Please convert the listing below, from its first line through the line with "quoted-timestamp[interactable]: 12h xyxy=(736,681,791,711)", into a JSON list of strings with one string per line, leaving out blank lines and anything after that line.

=======

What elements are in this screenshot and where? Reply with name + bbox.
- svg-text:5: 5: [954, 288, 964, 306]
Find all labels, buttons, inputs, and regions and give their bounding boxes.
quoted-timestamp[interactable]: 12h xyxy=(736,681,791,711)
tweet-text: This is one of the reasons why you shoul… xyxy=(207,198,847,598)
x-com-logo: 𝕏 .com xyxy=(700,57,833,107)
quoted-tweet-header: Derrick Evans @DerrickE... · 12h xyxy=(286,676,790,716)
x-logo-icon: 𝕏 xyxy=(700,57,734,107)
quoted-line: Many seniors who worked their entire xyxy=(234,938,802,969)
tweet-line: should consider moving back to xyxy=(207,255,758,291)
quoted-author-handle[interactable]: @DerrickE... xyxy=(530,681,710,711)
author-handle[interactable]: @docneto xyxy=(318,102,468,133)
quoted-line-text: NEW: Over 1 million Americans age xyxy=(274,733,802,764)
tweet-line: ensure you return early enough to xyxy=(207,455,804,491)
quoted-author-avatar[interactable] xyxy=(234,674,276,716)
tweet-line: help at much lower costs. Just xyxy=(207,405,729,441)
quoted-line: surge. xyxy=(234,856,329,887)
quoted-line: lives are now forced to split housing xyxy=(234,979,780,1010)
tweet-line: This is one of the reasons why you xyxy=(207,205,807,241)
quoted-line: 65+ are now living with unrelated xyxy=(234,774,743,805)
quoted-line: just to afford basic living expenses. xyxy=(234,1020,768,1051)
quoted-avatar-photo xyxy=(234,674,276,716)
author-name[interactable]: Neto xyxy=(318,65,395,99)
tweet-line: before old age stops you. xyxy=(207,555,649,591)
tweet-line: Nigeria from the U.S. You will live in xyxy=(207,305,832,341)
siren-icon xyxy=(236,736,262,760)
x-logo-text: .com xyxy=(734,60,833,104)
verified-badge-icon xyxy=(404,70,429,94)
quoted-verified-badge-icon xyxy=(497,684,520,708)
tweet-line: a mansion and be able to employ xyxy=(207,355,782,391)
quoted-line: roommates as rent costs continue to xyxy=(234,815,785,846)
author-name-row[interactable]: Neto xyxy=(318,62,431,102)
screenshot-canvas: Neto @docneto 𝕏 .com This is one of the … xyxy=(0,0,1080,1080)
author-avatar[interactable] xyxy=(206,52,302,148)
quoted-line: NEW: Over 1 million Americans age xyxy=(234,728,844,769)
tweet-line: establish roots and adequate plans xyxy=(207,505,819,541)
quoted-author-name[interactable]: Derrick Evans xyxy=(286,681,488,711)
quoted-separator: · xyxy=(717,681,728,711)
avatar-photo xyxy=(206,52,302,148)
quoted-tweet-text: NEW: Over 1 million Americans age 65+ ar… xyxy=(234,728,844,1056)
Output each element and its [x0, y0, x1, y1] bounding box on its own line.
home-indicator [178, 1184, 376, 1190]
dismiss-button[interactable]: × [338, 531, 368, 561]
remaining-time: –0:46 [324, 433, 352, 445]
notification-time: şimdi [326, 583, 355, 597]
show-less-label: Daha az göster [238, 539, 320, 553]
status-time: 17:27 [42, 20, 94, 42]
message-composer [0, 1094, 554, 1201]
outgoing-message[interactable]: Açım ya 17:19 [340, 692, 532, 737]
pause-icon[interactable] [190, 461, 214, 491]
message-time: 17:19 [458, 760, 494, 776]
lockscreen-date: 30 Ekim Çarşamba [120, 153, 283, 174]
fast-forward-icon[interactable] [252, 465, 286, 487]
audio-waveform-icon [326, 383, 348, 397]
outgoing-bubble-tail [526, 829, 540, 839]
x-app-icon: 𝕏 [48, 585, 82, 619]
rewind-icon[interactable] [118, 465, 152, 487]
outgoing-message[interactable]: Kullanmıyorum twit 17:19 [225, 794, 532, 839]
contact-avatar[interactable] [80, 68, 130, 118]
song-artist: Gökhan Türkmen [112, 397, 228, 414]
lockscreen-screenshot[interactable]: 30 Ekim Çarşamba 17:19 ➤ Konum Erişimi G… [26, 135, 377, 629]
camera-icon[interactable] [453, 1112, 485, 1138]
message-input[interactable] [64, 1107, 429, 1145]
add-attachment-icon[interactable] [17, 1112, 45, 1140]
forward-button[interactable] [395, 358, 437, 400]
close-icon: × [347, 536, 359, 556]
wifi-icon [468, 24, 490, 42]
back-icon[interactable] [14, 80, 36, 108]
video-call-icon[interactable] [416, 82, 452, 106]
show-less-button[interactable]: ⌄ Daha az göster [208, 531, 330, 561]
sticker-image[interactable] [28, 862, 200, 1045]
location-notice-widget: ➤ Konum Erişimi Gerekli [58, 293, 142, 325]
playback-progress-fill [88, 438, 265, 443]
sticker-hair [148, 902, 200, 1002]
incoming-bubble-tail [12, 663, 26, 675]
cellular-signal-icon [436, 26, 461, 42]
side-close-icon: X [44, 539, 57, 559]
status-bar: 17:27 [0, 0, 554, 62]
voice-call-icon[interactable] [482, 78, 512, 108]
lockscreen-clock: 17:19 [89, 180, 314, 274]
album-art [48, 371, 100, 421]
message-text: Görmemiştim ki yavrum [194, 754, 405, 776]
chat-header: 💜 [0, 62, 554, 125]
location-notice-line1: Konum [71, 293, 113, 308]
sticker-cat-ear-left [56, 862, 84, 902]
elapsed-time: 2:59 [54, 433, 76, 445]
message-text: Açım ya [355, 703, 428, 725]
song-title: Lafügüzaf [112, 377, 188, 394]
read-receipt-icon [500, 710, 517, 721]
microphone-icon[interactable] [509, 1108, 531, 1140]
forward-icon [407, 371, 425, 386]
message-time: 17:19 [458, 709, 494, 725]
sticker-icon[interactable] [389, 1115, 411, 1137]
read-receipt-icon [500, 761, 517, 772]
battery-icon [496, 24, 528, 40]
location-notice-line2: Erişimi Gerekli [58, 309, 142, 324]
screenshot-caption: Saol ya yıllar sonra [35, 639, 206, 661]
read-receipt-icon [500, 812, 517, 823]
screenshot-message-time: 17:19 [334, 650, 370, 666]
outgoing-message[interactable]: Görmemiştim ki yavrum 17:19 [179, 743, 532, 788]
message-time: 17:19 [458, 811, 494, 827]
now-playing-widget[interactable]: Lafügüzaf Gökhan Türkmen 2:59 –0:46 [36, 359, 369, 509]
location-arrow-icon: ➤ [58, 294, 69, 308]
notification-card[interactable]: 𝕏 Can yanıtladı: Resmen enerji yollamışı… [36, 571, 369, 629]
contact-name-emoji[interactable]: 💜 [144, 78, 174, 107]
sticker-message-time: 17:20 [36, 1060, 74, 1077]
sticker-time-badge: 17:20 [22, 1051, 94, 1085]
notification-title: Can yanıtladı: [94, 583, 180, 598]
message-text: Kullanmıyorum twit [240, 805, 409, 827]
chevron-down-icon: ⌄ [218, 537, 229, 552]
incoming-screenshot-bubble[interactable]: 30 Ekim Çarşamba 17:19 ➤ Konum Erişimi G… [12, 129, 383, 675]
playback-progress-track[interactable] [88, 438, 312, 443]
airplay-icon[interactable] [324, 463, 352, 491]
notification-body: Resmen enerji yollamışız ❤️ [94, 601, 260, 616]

=======

Result of the exercise –
[
  "What elements are in this screenshot and where? Reply with name + bbox.",
  "- svg-text:5: 5: [954, 288, 964, 306]",
  "Find all labels, buttons, inputs, and regions and give their bounding boxes.",
  "quoted-timestamp[interactable]: 12h xyxy=(736,681,791,711)"
]